WHAT TO PRODUCE: Reproduce the listing below verbatim.
----- EXERCISE INPUT
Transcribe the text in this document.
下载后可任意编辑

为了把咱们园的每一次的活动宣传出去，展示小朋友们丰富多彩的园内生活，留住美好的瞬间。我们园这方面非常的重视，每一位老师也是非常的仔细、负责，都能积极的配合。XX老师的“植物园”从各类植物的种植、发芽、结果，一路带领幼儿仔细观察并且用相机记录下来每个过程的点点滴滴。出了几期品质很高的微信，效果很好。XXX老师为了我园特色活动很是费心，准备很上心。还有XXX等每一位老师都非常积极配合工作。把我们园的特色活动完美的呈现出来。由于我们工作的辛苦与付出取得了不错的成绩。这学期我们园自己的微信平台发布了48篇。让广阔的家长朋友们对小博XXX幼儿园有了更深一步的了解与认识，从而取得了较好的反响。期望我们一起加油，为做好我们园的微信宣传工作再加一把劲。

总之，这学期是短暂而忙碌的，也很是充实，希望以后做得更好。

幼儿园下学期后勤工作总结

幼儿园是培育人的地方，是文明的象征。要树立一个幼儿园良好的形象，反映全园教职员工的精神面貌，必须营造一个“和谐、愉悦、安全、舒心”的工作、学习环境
----------
EXERCISE SOLUTION:
Transcribe the text in this document.
下载后可任意编辑

为了把咱们园的每一次的活动宣传出去，展示小朋友们丰富多彩的园内生活，留住美好的瞬间。我们园这方面非常的重视，每一位老师也是非常的仔细、负责，都能积极的配合。XX老师的“植物园”从各类植物的种植、发芽、结果，一路带领幼儿仔细观察并且用相机记录下来每个过程的点点滴滴。出了几期品质很高的微信，效果很好。XXX老师为了我园特色活动很是费心，准备很上心。还有XXX等每一位老师都非常积极配合工作。把我们园的特色活动完美的呈现出来。由于我们工作的辛苦与付出取得了不错的成绩。这学期我们园自己的微信平台发布了48篇。让广阔的家长朋友们对小博XXX幼儿园有了更深一步的了解与认识，从而取得了较好的反响。期望我们一起加油，为做好我们园的微信宣传工作再加一把劲。

总之，这学期是短暂而忙碌的，也很是充实，希望以后做得更好。

幼儿园下学期后勤工作总结

幼儿园是培育人的地方，是文明的象征。要树立一个幼儿园良好的形象，反映全园教职员工的精神面貌，必须营造一个“和谐、愉悦、安全、舒心”的工作、学习环境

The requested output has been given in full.